** Objective **
Copy every line of the following data that includes the string "this".

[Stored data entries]
==================================================

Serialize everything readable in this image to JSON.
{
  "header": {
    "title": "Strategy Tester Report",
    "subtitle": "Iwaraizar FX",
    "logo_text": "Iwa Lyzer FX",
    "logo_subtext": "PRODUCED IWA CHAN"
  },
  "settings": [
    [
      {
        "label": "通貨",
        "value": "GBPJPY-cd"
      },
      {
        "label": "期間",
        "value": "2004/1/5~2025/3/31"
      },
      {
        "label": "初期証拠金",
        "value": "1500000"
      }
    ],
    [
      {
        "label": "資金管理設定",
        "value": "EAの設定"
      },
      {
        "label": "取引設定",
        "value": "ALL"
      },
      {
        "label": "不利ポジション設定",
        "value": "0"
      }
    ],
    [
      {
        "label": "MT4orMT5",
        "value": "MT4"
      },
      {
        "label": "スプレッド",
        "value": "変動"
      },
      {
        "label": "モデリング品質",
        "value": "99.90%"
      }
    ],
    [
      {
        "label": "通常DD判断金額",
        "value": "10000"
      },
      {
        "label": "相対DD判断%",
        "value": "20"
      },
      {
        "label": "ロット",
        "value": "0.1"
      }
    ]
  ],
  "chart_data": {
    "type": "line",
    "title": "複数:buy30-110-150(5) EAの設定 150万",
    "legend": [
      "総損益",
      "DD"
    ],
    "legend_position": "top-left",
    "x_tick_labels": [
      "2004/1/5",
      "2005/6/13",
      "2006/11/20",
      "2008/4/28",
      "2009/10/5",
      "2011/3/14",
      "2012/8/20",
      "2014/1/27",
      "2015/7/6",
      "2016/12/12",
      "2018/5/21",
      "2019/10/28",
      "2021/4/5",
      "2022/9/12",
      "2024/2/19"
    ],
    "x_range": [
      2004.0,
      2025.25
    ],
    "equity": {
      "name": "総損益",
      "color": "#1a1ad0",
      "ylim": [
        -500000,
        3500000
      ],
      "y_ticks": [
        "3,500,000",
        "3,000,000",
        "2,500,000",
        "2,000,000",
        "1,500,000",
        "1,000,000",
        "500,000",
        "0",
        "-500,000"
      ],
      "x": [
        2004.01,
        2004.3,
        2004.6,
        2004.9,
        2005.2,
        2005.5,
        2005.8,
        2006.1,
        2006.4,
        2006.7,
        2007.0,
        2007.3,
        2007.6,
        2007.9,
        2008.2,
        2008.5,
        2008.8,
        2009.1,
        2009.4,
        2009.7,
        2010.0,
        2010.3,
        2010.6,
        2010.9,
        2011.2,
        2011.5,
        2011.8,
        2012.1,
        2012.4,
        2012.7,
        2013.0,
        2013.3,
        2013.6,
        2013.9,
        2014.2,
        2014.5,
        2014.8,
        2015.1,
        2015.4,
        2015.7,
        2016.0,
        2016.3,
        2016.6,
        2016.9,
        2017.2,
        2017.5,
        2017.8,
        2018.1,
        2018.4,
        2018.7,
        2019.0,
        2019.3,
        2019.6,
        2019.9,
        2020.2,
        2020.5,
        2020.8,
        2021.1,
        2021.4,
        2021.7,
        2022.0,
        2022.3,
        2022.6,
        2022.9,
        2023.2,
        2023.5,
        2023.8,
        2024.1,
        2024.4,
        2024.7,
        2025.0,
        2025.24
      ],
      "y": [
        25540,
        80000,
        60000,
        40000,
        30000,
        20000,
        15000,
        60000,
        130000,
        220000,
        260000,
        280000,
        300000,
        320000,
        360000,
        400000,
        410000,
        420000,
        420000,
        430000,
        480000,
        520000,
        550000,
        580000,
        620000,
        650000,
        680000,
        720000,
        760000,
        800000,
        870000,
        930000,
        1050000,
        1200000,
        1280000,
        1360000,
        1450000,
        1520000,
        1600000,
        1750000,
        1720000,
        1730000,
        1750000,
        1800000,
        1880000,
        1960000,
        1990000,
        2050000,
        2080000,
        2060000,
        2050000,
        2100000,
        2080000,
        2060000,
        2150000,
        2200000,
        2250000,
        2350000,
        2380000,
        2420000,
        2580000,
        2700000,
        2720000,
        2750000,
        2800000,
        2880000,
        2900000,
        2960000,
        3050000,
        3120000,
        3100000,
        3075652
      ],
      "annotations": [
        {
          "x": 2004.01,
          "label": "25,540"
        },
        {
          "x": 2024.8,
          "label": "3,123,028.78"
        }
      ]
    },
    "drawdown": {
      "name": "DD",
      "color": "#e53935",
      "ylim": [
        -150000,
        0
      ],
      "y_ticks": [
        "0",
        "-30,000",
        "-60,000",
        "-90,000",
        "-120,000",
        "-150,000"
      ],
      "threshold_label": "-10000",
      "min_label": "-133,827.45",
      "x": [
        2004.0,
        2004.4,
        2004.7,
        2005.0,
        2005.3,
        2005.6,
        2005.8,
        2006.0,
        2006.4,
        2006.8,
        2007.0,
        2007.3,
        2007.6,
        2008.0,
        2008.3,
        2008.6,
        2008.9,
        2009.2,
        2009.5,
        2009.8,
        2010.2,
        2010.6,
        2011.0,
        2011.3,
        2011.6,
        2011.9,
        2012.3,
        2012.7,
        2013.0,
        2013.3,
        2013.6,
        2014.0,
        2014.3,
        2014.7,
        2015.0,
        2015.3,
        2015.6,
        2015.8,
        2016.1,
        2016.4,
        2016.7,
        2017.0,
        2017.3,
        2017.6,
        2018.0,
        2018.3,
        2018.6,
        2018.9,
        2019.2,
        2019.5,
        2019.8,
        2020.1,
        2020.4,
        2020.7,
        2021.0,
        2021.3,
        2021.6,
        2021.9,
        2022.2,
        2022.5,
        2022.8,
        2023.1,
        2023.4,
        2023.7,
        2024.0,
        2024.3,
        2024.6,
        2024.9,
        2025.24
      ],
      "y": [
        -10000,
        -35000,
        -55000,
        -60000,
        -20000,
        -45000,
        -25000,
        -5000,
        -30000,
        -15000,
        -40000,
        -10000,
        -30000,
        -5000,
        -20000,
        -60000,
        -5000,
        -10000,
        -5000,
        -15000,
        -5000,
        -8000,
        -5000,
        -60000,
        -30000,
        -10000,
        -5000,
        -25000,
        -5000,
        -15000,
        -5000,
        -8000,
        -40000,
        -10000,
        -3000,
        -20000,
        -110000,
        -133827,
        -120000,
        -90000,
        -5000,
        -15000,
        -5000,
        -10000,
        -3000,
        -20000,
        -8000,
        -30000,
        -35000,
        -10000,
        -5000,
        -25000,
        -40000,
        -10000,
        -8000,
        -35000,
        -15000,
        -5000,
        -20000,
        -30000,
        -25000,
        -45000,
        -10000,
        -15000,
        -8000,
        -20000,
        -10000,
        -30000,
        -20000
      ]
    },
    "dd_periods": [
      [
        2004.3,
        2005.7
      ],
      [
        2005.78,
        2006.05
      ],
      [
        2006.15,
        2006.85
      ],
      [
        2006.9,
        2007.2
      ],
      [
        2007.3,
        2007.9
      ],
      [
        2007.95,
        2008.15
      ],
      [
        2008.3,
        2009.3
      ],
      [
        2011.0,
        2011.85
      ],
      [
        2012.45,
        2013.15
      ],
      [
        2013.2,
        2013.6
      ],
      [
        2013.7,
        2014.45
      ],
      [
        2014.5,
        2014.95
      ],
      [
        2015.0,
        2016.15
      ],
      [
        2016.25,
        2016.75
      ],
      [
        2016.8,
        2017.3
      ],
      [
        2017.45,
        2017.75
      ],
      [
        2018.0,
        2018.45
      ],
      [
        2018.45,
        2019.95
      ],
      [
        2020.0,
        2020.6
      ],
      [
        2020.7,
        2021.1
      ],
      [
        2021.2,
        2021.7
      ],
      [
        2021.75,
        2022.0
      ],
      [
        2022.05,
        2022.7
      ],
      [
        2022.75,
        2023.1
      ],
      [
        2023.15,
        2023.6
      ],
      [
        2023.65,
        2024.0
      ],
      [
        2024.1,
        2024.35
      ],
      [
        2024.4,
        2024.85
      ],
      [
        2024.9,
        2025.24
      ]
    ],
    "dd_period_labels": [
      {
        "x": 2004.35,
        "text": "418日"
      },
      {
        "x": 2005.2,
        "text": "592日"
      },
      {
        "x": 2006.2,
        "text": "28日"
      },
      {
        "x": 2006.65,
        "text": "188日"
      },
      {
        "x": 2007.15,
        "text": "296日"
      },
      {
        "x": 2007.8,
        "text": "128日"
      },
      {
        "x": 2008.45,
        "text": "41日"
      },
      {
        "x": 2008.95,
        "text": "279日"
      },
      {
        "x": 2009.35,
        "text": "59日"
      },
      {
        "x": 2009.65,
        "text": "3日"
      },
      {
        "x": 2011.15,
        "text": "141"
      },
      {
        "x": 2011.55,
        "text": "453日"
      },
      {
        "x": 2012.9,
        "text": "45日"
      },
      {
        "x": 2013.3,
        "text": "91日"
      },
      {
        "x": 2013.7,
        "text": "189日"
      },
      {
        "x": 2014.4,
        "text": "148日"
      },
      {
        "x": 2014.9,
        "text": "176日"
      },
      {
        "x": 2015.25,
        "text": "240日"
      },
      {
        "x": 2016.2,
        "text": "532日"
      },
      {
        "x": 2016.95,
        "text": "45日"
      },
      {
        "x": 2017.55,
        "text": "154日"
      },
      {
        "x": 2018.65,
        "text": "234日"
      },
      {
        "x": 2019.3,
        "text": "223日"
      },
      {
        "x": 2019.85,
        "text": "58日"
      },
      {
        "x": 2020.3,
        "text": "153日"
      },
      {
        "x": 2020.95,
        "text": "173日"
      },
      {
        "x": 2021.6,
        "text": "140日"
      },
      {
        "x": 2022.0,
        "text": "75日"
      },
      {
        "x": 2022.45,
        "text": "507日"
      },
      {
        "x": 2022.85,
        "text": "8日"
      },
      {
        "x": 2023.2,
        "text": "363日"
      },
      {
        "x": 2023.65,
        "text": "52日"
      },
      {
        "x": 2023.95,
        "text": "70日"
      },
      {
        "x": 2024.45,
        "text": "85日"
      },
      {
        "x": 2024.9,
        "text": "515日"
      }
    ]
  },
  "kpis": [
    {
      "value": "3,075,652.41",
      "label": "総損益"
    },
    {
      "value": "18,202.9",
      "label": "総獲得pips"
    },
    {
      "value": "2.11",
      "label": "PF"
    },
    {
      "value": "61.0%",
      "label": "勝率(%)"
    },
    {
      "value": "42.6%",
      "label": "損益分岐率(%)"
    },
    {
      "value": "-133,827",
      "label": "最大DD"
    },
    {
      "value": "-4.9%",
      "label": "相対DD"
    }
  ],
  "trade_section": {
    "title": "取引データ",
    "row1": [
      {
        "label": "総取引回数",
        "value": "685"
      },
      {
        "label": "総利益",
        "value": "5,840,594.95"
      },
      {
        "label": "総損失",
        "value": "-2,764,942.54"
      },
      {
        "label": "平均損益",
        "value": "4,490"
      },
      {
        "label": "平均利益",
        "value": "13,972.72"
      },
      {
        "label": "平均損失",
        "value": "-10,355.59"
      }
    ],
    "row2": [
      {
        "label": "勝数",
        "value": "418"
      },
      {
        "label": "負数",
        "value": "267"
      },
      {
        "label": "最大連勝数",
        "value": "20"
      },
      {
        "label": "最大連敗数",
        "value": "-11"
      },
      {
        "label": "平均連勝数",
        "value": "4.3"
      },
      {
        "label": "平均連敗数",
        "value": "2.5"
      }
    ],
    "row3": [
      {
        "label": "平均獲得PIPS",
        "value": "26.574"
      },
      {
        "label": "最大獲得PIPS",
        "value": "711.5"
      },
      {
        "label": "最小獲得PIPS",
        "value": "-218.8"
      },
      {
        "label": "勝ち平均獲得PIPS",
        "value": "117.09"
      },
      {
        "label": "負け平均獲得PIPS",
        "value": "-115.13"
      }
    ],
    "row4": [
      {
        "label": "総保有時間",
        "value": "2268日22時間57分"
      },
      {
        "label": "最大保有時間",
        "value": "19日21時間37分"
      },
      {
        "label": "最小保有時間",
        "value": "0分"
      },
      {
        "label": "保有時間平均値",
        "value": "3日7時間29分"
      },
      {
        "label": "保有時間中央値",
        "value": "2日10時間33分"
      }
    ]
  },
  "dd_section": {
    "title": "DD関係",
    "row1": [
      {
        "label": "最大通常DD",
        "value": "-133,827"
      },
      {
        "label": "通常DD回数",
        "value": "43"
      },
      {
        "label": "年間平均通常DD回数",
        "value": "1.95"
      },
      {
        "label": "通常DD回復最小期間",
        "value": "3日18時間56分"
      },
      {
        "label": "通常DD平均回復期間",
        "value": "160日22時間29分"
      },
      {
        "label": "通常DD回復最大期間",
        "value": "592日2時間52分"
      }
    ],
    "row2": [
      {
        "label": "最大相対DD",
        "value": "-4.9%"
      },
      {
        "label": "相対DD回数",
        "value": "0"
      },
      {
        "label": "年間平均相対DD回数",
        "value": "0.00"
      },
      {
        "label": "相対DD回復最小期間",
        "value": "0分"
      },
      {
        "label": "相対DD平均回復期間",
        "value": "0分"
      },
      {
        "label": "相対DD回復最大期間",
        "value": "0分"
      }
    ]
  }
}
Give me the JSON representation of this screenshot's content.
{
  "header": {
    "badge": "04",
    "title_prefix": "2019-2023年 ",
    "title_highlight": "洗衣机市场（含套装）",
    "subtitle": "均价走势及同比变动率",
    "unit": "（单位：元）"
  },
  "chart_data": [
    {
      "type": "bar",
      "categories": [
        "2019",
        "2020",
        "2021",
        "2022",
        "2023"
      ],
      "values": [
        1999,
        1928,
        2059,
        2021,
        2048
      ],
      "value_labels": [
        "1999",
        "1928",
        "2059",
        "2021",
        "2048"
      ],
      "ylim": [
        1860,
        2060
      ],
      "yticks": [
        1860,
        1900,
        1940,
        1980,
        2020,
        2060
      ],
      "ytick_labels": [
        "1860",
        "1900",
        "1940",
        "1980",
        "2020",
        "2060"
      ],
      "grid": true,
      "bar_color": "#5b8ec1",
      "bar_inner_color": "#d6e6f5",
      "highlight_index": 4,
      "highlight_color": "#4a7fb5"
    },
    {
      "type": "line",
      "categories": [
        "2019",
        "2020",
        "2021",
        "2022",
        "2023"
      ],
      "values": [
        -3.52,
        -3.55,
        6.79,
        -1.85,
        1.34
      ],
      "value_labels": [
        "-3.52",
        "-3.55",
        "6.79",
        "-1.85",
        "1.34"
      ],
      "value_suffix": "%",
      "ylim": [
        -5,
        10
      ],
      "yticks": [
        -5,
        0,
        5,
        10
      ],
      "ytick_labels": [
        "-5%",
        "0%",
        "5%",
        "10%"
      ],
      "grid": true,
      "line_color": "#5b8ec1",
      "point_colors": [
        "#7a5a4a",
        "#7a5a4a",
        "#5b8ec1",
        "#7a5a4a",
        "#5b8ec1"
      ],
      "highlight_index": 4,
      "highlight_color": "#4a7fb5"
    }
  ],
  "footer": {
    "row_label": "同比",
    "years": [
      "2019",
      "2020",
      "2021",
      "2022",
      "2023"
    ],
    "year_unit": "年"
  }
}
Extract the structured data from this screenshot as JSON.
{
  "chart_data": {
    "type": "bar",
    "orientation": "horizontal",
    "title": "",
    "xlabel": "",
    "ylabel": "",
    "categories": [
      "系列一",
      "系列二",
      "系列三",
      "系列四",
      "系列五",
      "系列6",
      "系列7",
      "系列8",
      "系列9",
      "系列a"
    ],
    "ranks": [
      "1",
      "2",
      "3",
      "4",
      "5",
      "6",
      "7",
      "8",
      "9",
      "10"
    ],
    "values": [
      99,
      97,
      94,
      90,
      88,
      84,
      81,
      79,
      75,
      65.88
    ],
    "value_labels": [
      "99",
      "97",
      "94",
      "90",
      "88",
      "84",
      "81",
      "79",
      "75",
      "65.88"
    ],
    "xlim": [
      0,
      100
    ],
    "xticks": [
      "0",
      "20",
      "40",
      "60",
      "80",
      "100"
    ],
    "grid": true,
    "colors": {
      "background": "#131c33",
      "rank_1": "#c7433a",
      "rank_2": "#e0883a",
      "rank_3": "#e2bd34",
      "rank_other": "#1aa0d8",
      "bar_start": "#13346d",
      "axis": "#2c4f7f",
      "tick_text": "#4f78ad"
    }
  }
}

==================================================

** Full solution **
Serialize everything readable in this image to JSON.
Give me the JSON representation of this screenshot's content.
Extract the structured data from this screenshot as JSON.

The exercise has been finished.